Extracted data:
_____

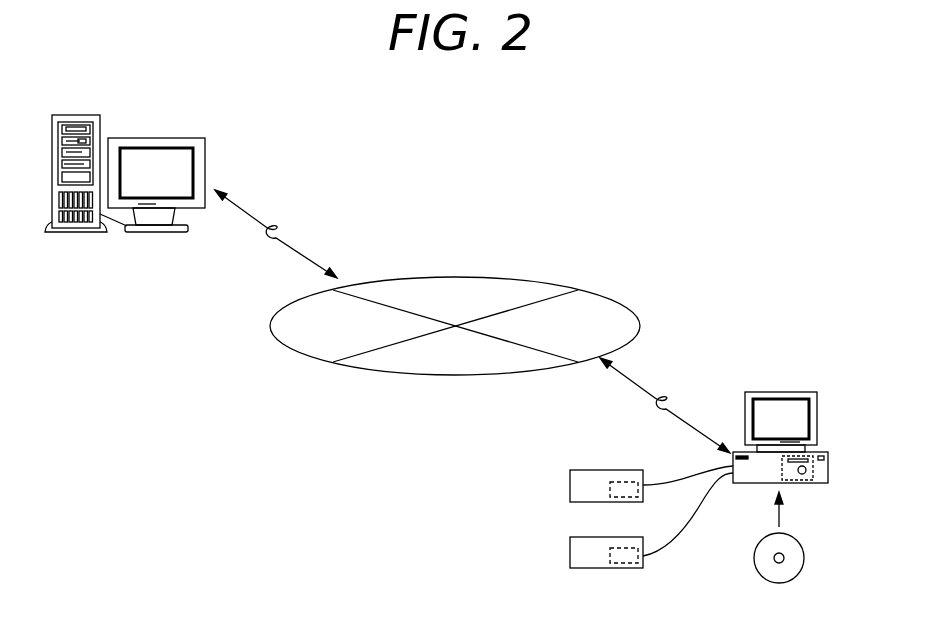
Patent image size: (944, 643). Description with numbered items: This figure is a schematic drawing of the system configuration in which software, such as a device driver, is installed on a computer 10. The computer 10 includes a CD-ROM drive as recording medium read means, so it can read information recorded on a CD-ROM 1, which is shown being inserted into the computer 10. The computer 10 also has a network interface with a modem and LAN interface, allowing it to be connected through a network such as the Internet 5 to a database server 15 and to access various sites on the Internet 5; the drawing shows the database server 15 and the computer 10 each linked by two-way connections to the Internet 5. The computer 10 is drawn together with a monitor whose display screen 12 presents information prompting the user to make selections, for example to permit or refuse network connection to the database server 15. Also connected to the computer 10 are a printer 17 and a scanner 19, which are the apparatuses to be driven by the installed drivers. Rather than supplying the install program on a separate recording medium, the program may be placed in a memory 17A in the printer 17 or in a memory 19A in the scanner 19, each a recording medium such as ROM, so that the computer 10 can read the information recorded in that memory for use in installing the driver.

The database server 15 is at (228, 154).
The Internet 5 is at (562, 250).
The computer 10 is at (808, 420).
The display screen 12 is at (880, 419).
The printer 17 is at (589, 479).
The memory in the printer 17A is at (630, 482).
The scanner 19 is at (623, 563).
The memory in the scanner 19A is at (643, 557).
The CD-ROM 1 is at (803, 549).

_____

Your objective: Reproduce every row above verbatim, omitting the pictures.

Correct result:
Patent image size: (944, 643). Description with numbered items: This figure is a schematic drawing of the system configuration in which software, such as a device driver, is installed on a computer 10. The computer 10 includes a CD-ROM drive as recording medium read means, so it can read information recorded on a CD-ROM 1, which is shown being inserted into the computer 10. The computer 10 also has a network interface with a modem and LAN interface, allowing it to be connected through a network such as the Internet 5 to a database server 15 and to access various sites on the Internet 5; the drawing shows the database server 15 and the computer 10 each linked by two-way connections to the Internet 5. The computer 10 is drawn together with a monitor whose display screen 12 presents information prompting the user to make selections, for example to permit or refuse network connection to the database server 15. Also connected to the computer 10 are a printer 17 and a scanner 19, which are the apparatuses to be driven by the installed drivers. Rather than supplying the install program on a separate recording medium, the program may be placed in a memory 17A in the printer 17 or in a memory 19A in the scanner 19, each a recording medium such as ROM, so that the computer 10 can read the information recorded in that memory for use in installing the driver.

The database server 15 is at (228, 154).
The Internet 5 is at (562, 250).
The computer 10 is at (808, 420).
The display screen 12 is at (880, 419).
The printer 17 is at (589, 479).
The memory in the printer 17A is at (630, 482).
The scanner 19 is at (623, 563).
The memory in the scanner 19A is at (643, 557).
The CD-ROM 1 is at (803, 549).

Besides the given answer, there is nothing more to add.